## Exercise
The listing below is the input. Say how many of its lines contain "Attacks", giving the number alone.

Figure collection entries

★ ★ ★ ★ ★ ★ ★

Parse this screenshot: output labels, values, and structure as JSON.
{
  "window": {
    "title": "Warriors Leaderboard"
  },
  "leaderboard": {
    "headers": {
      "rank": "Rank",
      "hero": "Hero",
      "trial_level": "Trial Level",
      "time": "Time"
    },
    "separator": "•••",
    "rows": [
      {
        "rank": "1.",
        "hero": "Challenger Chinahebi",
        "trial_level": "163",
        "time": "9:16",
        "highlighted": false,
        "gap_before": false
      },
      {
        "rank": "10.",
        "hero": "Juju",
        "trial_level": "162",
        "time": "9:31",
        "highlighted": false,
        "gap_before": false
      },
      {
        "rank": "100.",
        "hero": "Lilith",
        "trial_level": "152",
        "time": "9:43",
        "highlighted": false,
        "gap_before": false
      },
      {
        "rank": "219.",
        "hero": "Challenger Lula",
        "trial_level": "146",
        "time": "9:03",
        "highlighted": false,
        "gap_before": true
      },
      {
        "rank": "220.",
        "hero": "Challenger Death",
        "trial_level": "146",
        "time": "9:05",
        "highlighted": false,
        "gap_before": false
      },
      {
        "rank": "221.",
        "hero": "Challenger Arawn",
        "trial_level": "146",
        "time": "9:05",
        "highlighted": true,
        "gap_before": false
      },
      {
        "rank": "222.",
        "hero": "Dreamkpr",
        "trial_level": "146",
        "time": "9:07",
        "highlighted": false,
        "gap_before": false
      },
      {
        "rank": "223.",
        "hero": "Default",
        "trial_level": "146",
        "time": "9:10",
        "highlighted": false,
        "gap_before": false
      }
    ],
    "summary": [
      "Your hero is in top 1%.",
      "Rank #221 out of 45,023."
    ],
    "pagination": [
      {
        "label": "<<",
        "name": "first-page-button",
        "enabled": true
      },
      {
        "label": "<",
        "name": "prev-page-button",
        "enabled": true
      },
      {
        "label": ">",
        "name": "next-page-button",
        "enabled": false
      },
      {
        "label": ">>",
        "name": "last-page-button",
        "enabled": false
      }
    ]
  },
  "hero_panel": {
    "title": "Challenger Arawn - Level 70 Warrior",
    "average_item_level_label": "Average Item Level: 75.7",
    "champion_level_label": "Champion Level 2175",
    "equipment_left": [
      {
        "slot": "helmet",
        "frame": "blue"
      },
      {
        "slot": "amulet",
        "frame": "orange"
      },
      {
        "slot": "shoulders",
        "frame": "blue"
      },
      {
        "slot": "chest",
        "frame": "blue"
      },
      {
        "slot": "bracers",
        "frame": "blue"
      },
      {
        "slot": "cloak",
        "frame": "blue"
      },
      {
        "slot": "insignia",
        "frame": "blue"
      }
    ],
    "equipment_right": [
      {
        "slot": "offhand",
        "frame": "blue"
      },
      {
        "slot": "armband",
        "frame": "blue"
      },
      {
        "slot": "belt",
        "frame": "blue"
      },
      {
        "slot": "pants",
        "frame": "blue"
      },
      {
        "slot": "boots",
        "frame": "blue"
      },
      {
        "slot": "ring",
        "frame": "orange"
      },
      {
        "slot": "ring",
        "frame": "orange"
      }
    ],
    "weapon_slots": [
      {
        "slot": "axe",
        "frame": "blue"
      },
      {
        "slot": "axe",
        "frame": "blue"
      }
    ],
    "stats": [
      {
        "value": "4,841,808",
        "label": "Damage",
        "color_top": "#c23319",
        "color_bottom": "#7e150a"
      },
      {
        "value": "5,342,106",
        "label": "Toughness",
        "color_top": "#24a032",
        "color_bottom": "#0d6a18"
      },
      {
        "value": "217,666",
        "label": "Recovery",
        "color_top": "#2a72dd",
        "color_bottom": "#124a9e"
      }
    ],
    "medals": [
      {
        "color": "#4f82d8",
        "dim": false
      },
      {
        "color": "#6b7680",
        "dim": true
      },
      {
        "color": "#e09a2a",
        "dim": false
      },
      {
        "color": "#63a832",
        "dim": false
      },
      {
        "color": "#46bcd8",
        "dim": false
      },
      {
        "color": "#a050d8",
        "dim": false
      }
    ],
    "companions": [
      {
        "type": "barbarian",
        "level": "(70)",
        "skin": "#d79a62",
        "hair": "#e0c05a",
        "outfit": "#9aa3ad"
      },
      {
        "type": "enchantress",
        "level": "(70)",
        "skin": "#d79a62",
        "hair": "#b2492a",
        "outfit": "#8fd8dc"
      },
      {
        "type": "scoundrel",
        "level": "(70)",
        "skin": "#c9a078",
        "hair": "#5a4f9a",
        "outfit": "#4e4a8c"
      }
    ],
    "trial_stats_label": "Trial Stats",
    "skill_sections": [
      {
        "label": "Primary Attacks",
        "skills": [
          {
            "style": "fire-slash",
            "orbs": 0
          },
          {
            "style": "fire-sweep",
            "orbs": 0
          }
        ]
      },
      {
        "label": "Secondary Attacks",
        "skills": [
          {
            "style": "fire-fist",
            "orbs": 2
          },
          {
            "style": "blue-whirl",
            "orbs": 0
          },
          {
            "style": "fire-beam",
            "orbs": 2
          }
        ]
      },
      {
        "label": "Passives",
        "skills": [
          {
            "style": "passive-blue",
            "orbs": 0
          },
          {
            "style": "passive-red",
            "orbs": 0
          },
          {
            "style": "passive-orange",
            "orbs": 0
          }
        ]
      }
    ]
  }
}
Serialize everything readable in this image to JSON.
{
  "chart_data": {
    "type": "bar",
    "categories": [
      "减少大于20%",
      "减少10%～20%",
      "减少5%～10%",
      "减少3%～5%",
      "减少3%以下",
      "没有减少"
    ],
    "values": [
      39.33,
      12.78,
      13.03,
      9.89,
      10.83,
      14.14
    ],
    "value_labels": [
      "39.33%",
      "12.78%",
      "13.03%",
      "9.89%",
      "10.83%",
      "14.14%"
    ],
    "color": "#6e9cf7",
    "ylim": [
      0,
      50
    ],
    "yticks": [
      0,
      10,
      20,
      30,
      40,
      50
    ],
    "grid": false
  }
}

★ ★ ★ ★ ★ ★ ★

## Result for this exercise
2